- _GIVEN REQUEST_
Scan the data below. Pull out each line where "JSON" occurs.

--- BEGIN LISTED RECORDS ---

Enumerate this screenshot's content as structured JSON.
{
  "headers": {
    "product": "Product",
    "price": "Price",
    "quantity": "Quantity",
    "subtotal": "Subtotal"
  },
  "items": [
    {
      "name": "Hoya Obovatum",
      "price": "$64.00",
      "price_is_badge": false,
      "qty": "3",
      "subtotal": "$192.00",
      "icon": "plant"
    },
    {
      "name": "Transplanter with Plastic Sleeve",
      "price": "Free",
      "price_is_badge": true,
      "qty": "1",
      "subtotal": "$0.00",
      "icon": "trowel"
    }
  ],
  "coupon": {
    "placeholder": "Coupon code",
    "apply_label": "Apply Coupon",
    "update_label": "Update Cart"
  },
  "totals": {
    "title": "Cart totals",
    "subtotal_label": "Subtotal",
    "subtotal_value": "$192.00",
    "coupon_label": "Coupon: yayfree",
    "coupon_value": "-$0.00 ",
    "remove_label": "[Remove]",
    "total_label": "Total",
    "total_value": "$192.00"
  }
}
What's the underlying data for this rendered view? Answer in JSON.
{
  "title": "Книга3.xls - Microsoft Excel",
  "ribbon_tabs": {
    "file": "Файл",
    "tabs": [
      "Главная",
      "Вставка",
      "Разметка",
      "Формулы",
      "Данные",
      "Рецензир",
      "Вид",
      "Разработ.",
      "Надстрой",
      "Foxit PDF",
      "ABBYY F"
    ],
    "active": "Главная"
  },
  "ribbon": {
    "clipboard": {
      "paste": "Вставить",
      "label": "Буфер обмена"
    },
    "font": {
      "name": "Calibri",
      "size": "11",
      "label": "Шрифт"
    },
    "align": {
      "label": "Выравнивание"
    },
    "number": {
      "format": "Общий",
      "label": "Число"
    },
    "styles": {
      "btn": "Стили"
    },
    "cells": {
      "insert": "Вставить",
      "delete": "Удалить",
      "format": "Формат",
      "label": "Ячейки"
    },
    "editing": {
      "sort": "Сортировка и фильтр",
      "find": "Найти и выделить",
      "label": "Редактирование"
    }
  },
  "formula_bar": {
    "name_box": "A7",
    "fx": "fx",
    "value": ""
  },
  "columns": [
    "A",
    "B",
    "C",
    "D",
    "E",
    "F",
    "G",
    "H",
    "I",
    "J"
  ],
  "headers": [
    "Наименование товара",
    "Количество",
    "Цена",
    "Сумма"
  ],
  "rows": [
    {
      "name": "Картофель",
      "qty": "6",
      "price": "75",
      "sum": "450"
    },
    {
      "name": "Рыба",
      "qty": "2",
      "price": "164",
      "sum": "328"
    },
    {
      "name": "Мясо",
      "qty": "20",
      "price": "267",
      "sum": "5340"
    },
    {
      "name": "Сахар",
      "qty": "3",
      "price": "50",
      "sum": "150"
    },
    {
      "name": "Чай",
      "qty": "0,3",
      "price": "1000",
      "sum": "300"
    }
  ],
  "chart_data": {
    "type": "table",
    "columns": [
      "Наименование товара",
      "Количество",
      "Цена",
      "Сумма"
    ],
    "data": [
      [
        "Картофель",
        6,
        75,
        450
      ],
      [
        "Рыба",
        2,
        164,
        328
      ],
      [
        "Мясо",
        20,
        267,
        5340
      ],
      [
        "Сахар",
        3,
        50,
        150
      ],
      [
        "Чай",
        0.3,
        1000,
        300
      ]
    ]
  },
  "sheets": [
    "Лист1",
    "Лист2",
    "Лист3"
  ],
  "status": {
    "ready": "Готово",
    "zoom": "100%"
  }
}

--- END LISTED RECORDS ---

- _REPLY_
Enumerate this screenshot's content as structured JSON.
What's the underlying data for this rendered view? Answer in JSON.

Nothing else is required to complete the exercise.